SOURCE DOCUMENT.
=======
Incremental generation

The step-by-step denoising process allows the model to progressively refine its output, making decisions at multiple levels of detail. This contrasts with one-shot generation methods that must produce the entire image at once.

Information bottleneck

The latent space creates an information bottleneck that forces the model to learn efficient representations of images, capturing semantic structure rather than just pixel-level details.

Flexible conditioning

The cross-attention mechanism provides a flexible way to condition the generation process on various inputs (text, images, or other modalities), allowing for versatile applications.

Technical applications beyond basic generation

The architecture of Stable Diffusion enables various technical applications beyond simple text-to-image generation:

Image-to-image translation (img2img)

By initializing the latent space with an encoded existing image (partially noised) instead of pure noise, Stable Diffusion can transform images while maintaining their basic structure:

algorithm:
1. Encode input image to latent space using VAE encoder
2. Add noise to reach a specific diffusion timestep (strength parameter)
=======
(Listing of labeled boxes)
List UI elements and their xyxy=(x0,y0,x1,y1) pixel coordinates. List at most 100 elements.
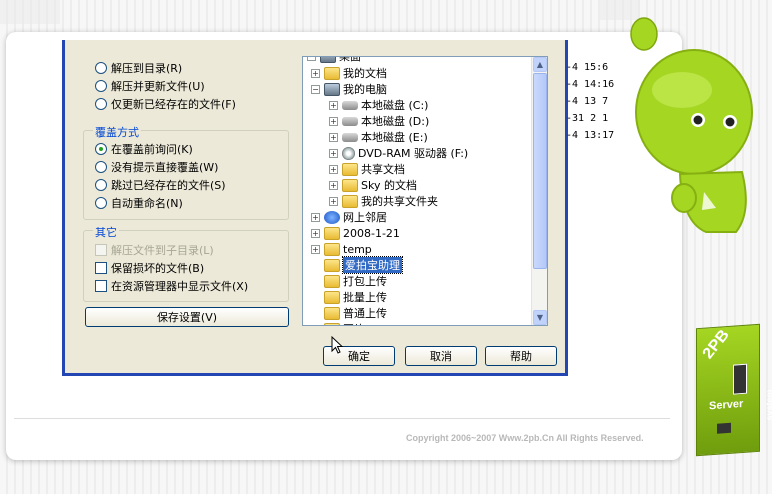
tree-item-label: 打包上传 xyxy=(343,275,387,288)
tree-item-desktop[interactable]: − 桌面 xyxy=(307,56,361,64)
tree-item-label: 本地磁盘 (E:) xyxy=(361,131,428,144)
folder-icon xyxy=(324,226,340,240)
option-label: 解压文件到子目录(L) xyxy=(111,244,214,257)
folder-tree[interactable]: − 桌面 + 我的文档 − 我的电脑 + 本地磁盘 (C:) + 本地磁盘 (D… xyxy=(302,56,548,326)
tree-item-temp[interactable]: + temp xyxy=(311,241,372,257)
folder-icon xyxy=(342,162,358,176)
expand-icon[interactable]: + xyxy=(311,228,320,238)
folder-icon xyxy=(324,306,340,320)
tree-item-batch-upload[interactable]: 批量上传 xyxy=(324,289,387,305)
scroll-thumb[interactable] xyxy=(533,73,547,269)
log-line: -4 14:16 xyxy=(566,79,615,90)
tree-item-label: 共享文档 xyxy=(361,163,405,176)
expand-icon[interactable]: + xyxy=(311,244,320,254)
mascot-figure xyxy=(630,17,753,233)
tree-item-disk-c[interactable]: + 本地磁盘 (C:) xyxy=(329,97,428,113)
radio-icon xyxy=(95,98,107,110)
option-label: 在覆盖前询问(K) xyxy=(111,143,193,156)
tree-item-label: DVD-RAM 驱动器 (F:) xyxy=(358,147,469,160)
option-label: 保留损坏的文件(B) xyxy=(111,262,205,275)
tree-item-label: 本地磁盘 (D:) xyxy=(361,115,430,128)
folder-icon xyxy=(342,194,358,208)
tree-item-my-computer[interactable]: − 我的电脑 xyxy=(311,81,387,97)
tree-item-label: 爱拍宝助理 xyxy=(342,256,403,274)
tree-item-my-documents[interactable]: + 我的文档 xyxy=(311,65,387,81)
expand-icon[interactable]: + xyxy=(329,180,338,190)
network-icon xyxy=(324,210,340,224)
server-box-caption: Server xyxy=(709,397,744,413)
folder-icon xyxy=(324,274,340,288)
tree-item-disk-d[interactable]: + 本地磁盘 (D:) xyxy=(329,113,429,129)
checkbox-show-in-explorer[interactable]: 在资源管理器中显示文件(X) xyxy=(95,278,248,294)
radio-icon xyxy=(95,161,107,173)
radio-icon xyxy=(95,80,107,92)
tree-item-label: 本地磁盘 (C:) xyxy=(361,99,429,112)
tree-item-label: 图片 xyxy=(343,321,365,325)
expand-icon[interactable]: + xyxy=(329,100,338,110)
radio-ask-before-overwrite[interactable]: 在覆盖前询问(K) xyxy=(95,141,193,157)
collapse-icon[interactable]: − xyxy=(307,57,316,61)
tree-item-label: Sky 的文档 xyxy=(361,179,417,192)
radio-auto-rename[interactable]: 自动重命名(N) xyxy=(95,195,183,211)
tree-item-dvd[interactable]: + DVD-RAM 驱动器 (F:) xyxy=(329,145,468,161)
option-label: 自动重命名(N) xyxy=(111,197,183,210)
tree-item-selected-folder[interactable]: 爱拍宝助理 xyxy=(324,256,403,274)
option-label: 跳过已经存在的文件(S) xyxy=(111,179,226,192)
radio-extract-update[interactable]: 解压并更新文件(U) xyxy=(95,78,205,94)
expand-icon[interactable]: + xyxy=(311,212,320,222)
tree-item-normal-upload[interactable]: 普通上传 xyxy=(324,305,387,321)
tree-item-pictures[interactable]: 图片 xyxy=(324,321,365,325)
tree-item-sky-docs[interactable]: + Sky 的文档 xyxy=(329,177,417,193)
server-light xyxy=(717,422,731,434)
tree-item-pack-upload[interactable]: 打包上传 xyxy=(324,273,387,289)
tree-item-label: 2008-1-21 xyxy=(343,226,400,240)
checkbox-keep-broken[interactable]: 保留损坏的文件(B) xyxy=(95,260,204,276)
save-settings-button[interactable]: 保存设置(V) xyxy=(85,307,289,327)
tree-item-label: 我的电脑 xyxy=(343,83,387,96)
expand-icon[interactable]: + xyxy=(329,148,338,158)
other-group-title: 其它 xyxy=(93,224,119,240)
log-line: -4 13 7 xyxy=(566,96,609,107)
tree-item-shared-docs[interactable]: + 共享文档 xyxy=(329,161,405,177)
folder-icon xyxy=(342,178,358,192)
server-box-logo: 2PB xyxy=(699,326,733,363)
expand-icon[interactable]: + xyxy=(329,164,338,174)
radio-icon xyxy=(95,179,107,191)
scroll-down-icon[interactable]: ▼ xyxy=(533,310,547,325)
tree-item-my-shared-folder[interactable]: + 我的共享文件夹 xyxy=(329,193,438,209)
overwrite-group-title: 覆盖方式 xyxy=(93,124,141,140)
computer-icon xyxy=(324,82,340,96)
folder-icon xyxy=(324,258,340,272)
disk-icon xyxy=(342,116,358,126)
server-box-side: system xyxy=(764,389,772,421)
desktop-icon xyxy=(320,57,336,63)
collapse-icon[interactable]: − xyxy=(311,84,320,94)
radio-skip-existing[interactable]: 跳过已经存在的文件(S) xyxy=(95,177,226,193)
disk-icon xyxy=(342,132,358,142)
server-slot xyxy=(733,363,747,395)
radio-extract-dir[interactable]: 解压到目录(R) xyxy=(95,60,182,76)
disk-icon xyxy=(342,100,358,110)
option-label: 仅更新已经存在的文件(F) xyxy=(111,98,236,111)
checkbox-extract-subdir[interactable]: 解压文件到子目录(L) xyxy=(95,242,214,258)
help-button[interactable]: 帮助 xyxy=(485,346,557,366)
expand-icon[interactable]: + xyxy=(311,68,320,78)
expand-icon[interactable]: + xyxy=(329,196,338,206)
server-box: 2PB Server xyxy=(696,323,760,457)
expand-icon[interactable]: + xyxy=(329,132,338,142)
radio-overwrite-silently[interactable]: 没有提示直接覆盖(W) xyxy=(95,159,218,175)
option-label: 解压并更新文件(U) xyxy=(111,80,205,93)
tree-item-network[interactable]: + 网上邻居 xyxy=(311,209,387,225)
radio-icon xyxy=(95,143,107,155)
scroll-up-icon[interactable]: ▲ xyxy=(533,57,547,72)
tree-item-2008-1-21[interactable]: + 2008-1-21 xyxy=(311,225,400,241)
tree-item-label: 网上邻居 xyxy=(343,211,387,224)
tree-item-label: 桌面 xyxy=(339,56,361,63)
folder-icon xyxy=(324,242,340,256)
pixel-decor xyxy=(0,0,60,24)
tree-item-disk-e[interactable]: + 本地磁盘 (E:) xyxy=(329,129,428,145)
cancel-button[interactable]: 取消 xyxy=(405,346,477,366)
vertical-scrollbar[interactable]: ▲ ▼ xyxy=(531,57,547,325)
expand-icon[interactable]: + xyxy=(329,116,338,126)
radio-update-existing[interactable]: 仅更新已经存在的文件(F) xyxy=(95,96,236,112)
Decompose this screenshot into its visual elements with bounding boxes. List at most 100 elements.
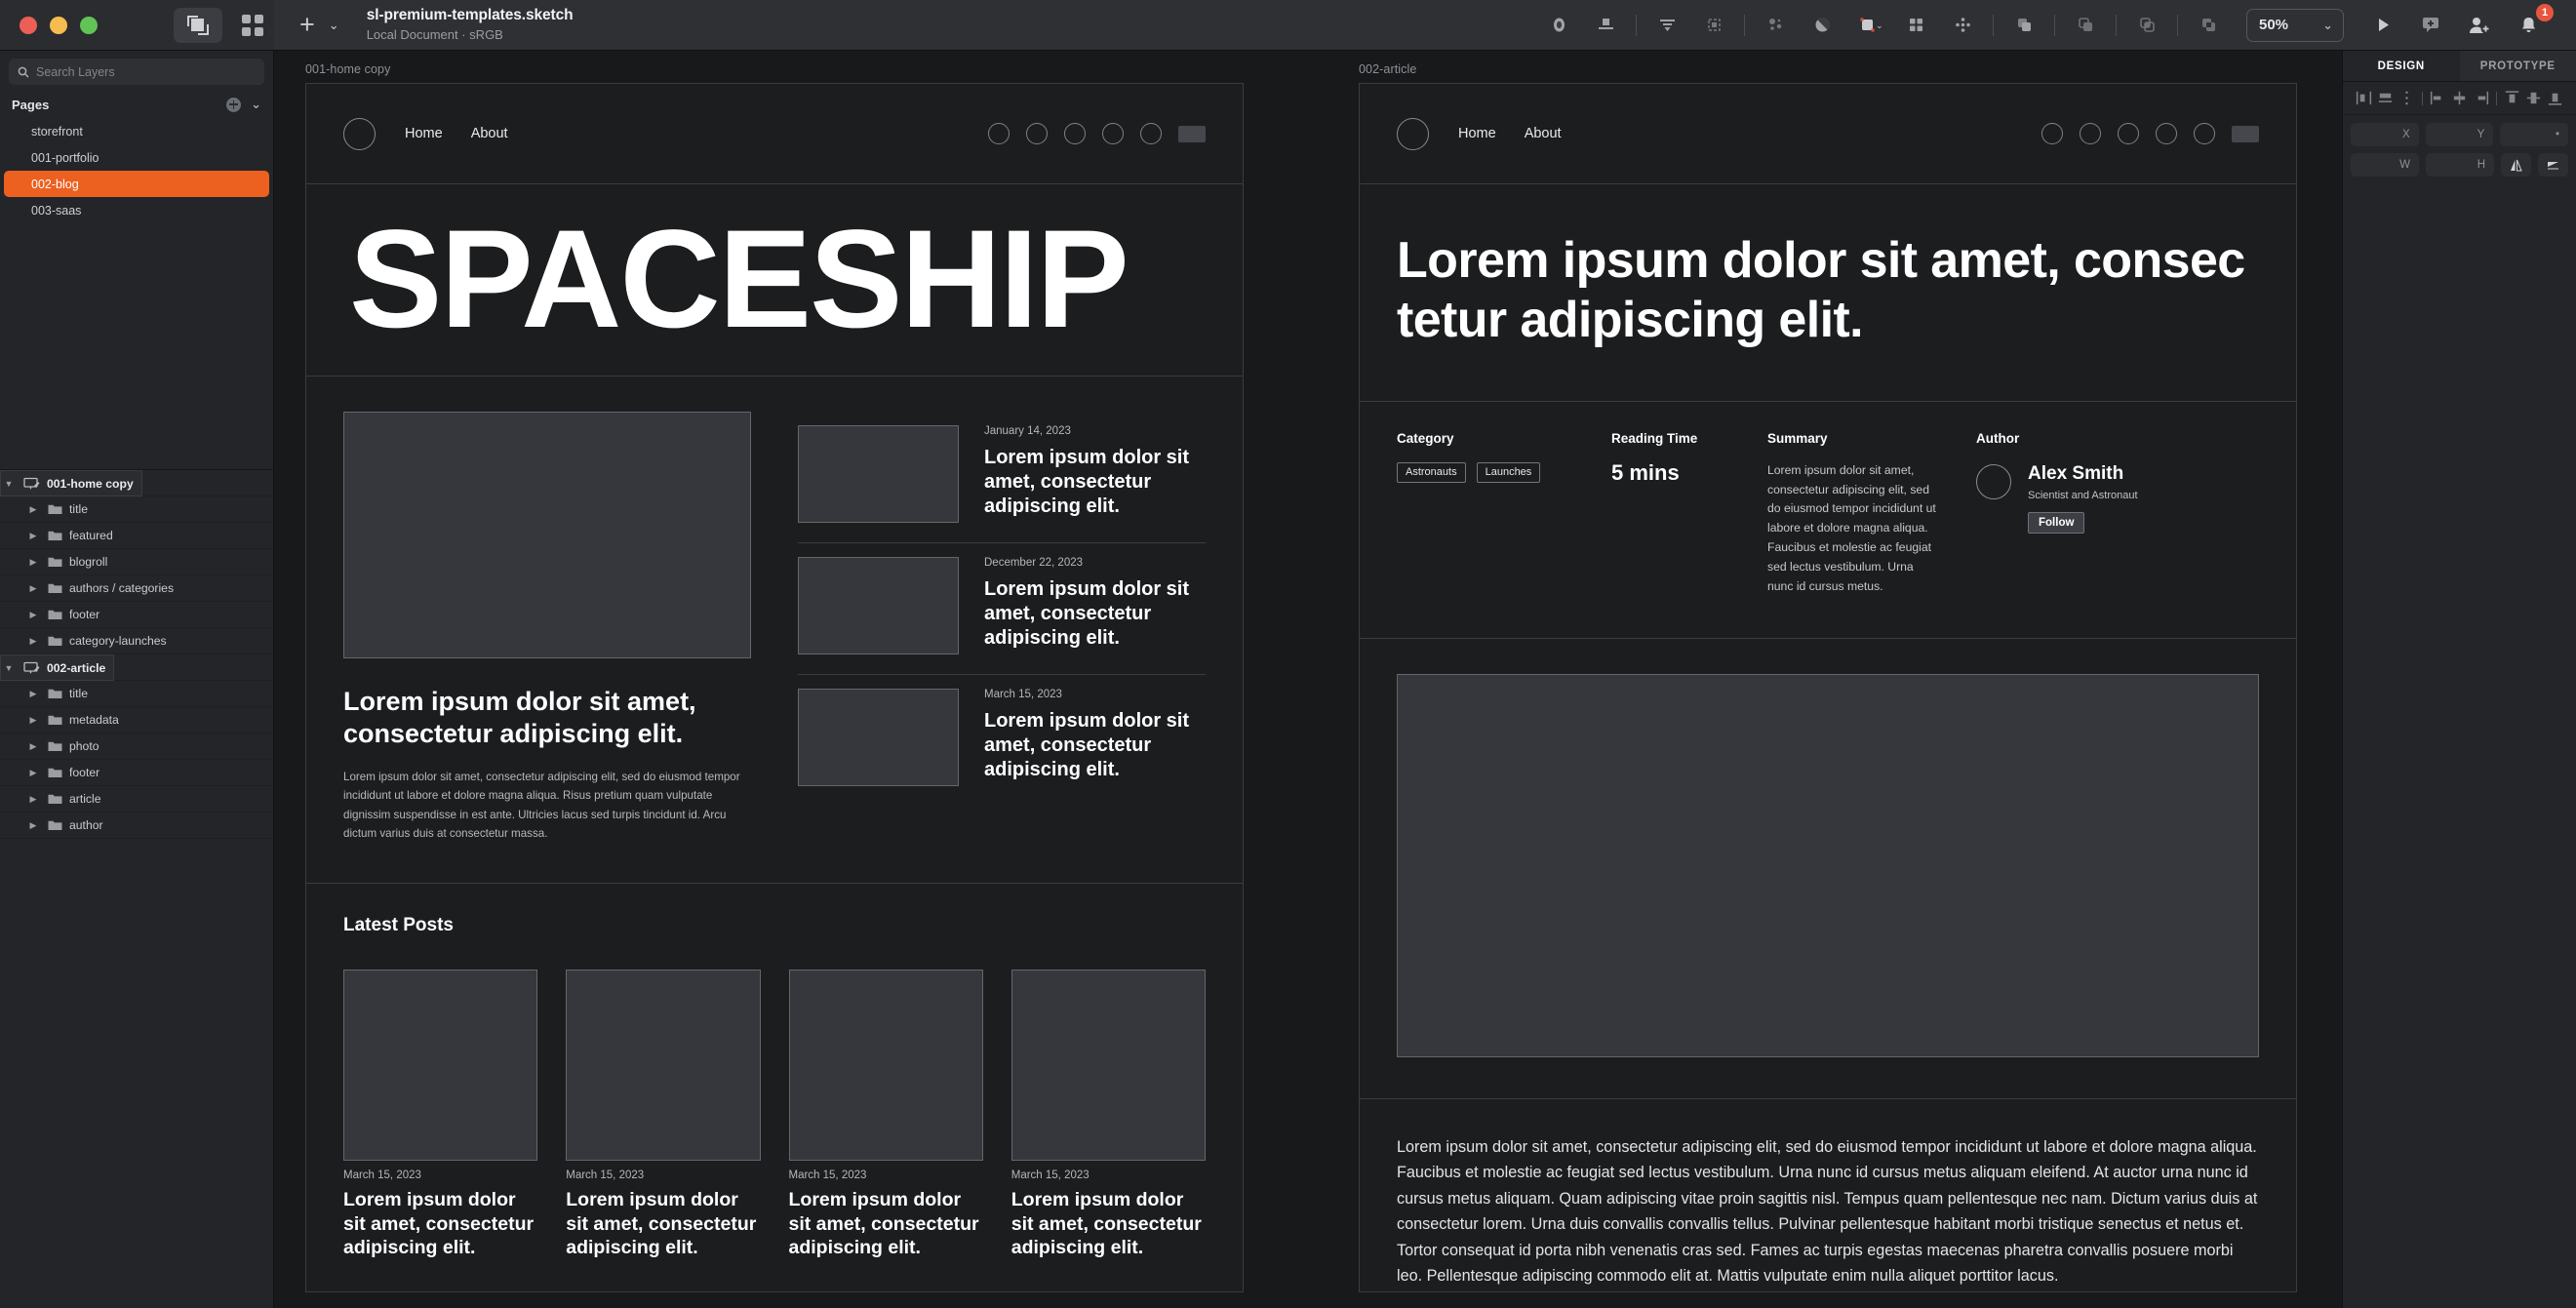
group-selection-icon[interactable] (1691, 6, 1736, 45)
shape-icon[interactable] (1536, 6, 1581, 45)
layer-row[interactable]: ▶ featured (0, 523, 273, 549)
distribute-vertical-icon[interactable] (2398, 89, 2416, 107)
boolean-union-icon[interactable] (2001, 6, 2046, 45)
scatter-icon[interactable] (1753, 6, 1798, 45)
artboard-001-home-copy[interactable]: Home About SPACESHIP Lorem ipsum dolor s… (305, 83, 1244, 1292)
list-item[interactable]: January 14, 2023 Lorem ipsum dolor sit a… (798, 412, 1206, 543)
align-top-edge-icon[interactable] (2503, 89, 2521, 107)
window-controls[interactable] (20, 16, 98, 34)
play-icon[interactable] (2359, 6, 2404, 45)
list-item[interactable]: March 15, 2023 Lorem ipsum dolor sit ame… (798, 675, 1206, 806)
chevron-right-icon[interactable]: ▶ (25, 768, 41, 778)
page-item-storefront[interactable]: storefront (4, 118, 269, 144)
tab-design[interactable]: DESIGN (2343, 51, 2460, 81)
chevron-right-icon[interactable]: ▶ (25, 794, 41, 805)
layer-row[interactable]: ▶ title (0, 496, 273, 523)
distribute-icon[interactable] (1645, 6, 1689, 45)
view-mode-toggle[interactable] (174, 7, 277, 43)
add-page-button[interactable] (226, 97, 242, 112)
layer-row[interactable]: ▶ metadata (0, 707, 273, 733)
insert-menu-button[interactable]: + ⌄ (292, 12, 347, 38)
layer-row[interactable]: ▶ title (0, 681, 273, 707)
layer-row[interactable]: ▶ authors / categories (0, 575, 273, 602)
chevron-down-icon[interactable]: ⌄ (251, 97, 261, 112)
follow-button[interactable]: Follow (2028, 511, 2085, 534)
chevron-right-icon[interactable]: ▶ (25, 715, 41, 726)
chevron-down-icon[interactable]: ▼ (1, 479, 17, 489)
layer-row[interactable]: ▶ author (0, 813, 273, 839)
zoom-button[interactable] (80, 16, 98, 34)
grid-icon[interactable] (1893, 6, 1938, 45)
list-item[interactable]: March 15, 2023 Lorem ipsum dolor sit ame… (343, 969, 538, 1260)
layer-row[interactable]: ▼ 001-home copy (0, 470, 142, 496)
layer-row[interactable]: ▶ footer (0, 602, 273, 628)
layer-row[interactable]: ▶ blogroll (0, 549, 273, 575)
layer-row[interactable]: ▶ footer (0, 760, 273, 786)
x-field[interactable]: X (2351, 123, 2419, 146)
notifications-icon[interactable]: 1 (2506, 3, 2554, 45)
canvas[interactable]: 001-home copy Home About SPACESHIP Lorem… (274, 51, 2342, 1308)
layer-row[interactable]: ▶ photo (0, 733, 273, 760)
flip-vertical-button[interactable] (2538, 153, 2568, 177)
chevron-right-icon[interactable]: ▶ (25, 689, 41, 699)
chevron-right-icon[interactable]: ▶ (25, 636, 41, 647)
canvas-view-button[interactable] (174, 7, 222, 43)
chevron-right-icon[interactable]: ▶ (25, 557, 41, 568)
grid-view-button[interactable] (228, 8, 277, 43)
page-item-001-portfolio[interactable]: 001-portfolio (4, 144, 269, 171)
list-item[interactable]: March 15, 2023 Lorem ipsum dolor sit ame… (788, 969, 983, 1260)
align-middle-icon[interactable] (2450, 89, 2469, 107)
status-badge[interactable]: Astronauts (1397, 461, 1466, 483)
mask-icon[interactable] (1800, 6, 1844, 45)
align-left-icon[interactable] (2355, 89, 2373, 107)
share-people-icon[interactable] (2457, 6, 2502, 45)
scatter-dots-icon[interactable] (1940, 6, 1985, 45)
chevron-right-icon[interactable]: ▶ (25, 531, 41, 541)
component-icon[interactable]: ⌄ (1846, 6, 1891, 45)
nav-link-home[interactable]: Home (1458, 126, 1496, 141)
radius-field[interactable]: • (2500, 123, 2569, 146)
align-center-horizontal-icon[interactable] (2376, 89, 2395, 107)
align-bottom-edge-icon[interactable] (2546, 89, 2564, 107)
zoom-level-select[interactable]: 50% ⌄ (2246, 8, 2344, 42)
artboard-label-001-home-copy[interactable]: 001-home copy (305, 62, 390, 76)
align-edge-left-icon[interactable] (2429, 89, 2447, 107)
nav-link-about[interactable]: About (1525, 126, 1562, 141)
close-button[interactable] (20, 16, 37, 34)
align-edge-right-icon[interactable] (2472, 89, 2490, 107)
search-input[interactable]: Search Layers (9, 59, 264, 85)
boolean-subtract-icon[interactable] (2063, 6, 2108, 45)
width-field[interactable]: W (2351, 153, 2419, 177)
status-badge[interactable]: Launches (1476, 461, 1541, 483)
layer-row[interactable]: ▶ article (0, 786, 273, 813)
card-image-placeholder (1011, 969, 1206, 1161)
page-item-003-saas[interactable]: 003-saas (4, 197, 269, 223)
chevron-right-icon[interactable]: ▶ (25, 820, 41, 831)
boolean-difference-icon[interactable] (2186, 6, 2231, 45)
layer-row[interactable]: ▶ category-launches (0, 628, 273, 654)
nav-link-home[interactable]: Home (405, 126, 443, 141)
chevron-right-icon[interactable]: ▶ (25, 504, 41, 515)
chevron-right-icon[interactable]: ▶ (25, 583, 41, 594)
list-item[interactable]: March 15, 2023 Lorem ipsum dolor sit ame… (566, 969, 761, 1260)
artboard-label-002-article[interactable]: 002-article (1359, 62, 1416, 76)
align-top-icon[interactable] (1583, 6, 1628, 45)
artboard1-header: Home About (306, 84, 1243, 184)
boolean-intersect-icon[interactable] (2124, 6, 2169, 45)
chevron-down-icon[interactable]: ▼ (1, 663, 17, 673)
page-item-002-blog[interactable]: 002-blog (4, 171, 269, 197)
align-vertical-center-icon[interactable] (2524, 89, 2543, 107)
minimize-button[interactable] (50, 16, 67, 34)
chevron-right-icon[interactable]: ▶ (25, 610, 41, 620)
flip-horizontal-button[interactable] (2501, 153, 2531, 177)
artboard-002-article[interactable]: Home About Lorem ipsum dolor sit amet, c… (1359, 83, 2297, 1292)
add-comment-icon[interactable] (2408, 6, 2453, 45)
nav-link-about[interactable]: About (471, 126, 508, 141)
height-field[interactable]: H (2426, 153, 2494, 177)
chevron-right-icon[interactable]: ▶ (25, 741, 41, 752)
layer-row[interactable]: ▼ 002-article (0, 654, 115, 681)
tab-prototype[interactable]: PROTOTYPE (2459, 51, 2576, 81)
list-item[interactable]: March 15, 2023 Lorem ipsum dolor sit ame… (1011, 969, 1206, 1260)
y-field[interactable]: Y (2425, 123, 2494, 146)
list-item[interactable]: December 22, 2023 Lorem ipsum dolor sit … (798, 543, 1206, 675)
=======
WORK TO DO.
1. Restate word for word the portion of the Stable Diffusion passage starting with "By initializing the" and going on through "timestep (strength parameter)".
2. Quote from the listing the lines starting with the line containing "group-selection-icon[interactable] (1691, 6, 1736, 45)" and going on through the line containing "artboard-001-home-copy[interactable]: Home About".
The Stable Diffusion passage and the listing are unrelated material.

EXPECTED ANSWERS.
1.
By initializing the latent space with an encoded existing image (partially noised) instead of pure noise, Stable Diffusion can transform images while maintaining their basic structure:

algorithm:
1. Encode input image to latent space using VAE encoder
2. Add noise to reach a specific diffusion timestep (strength parameter)

2.
group-selection-icon[interactable] (1691, 6, 1736, 45)
shape-icon[interactable] (1536, 6, 1581, 45)
layer-row[interactable]: ▶ featured (0, 523, 273, 549)
distribute-vertical-icon[interactable] (2398, 89, 2416, 107)
boolean-union-icon[interactable] (2001, 6, 2046, 45)
scatter-icon[interactable] (1753, 6, 1798, 45)
artboard-001-home-copy[interactable]: Home About SPACESHIP Lorem ipsum dolor s… (305, 83, 1244, 1292)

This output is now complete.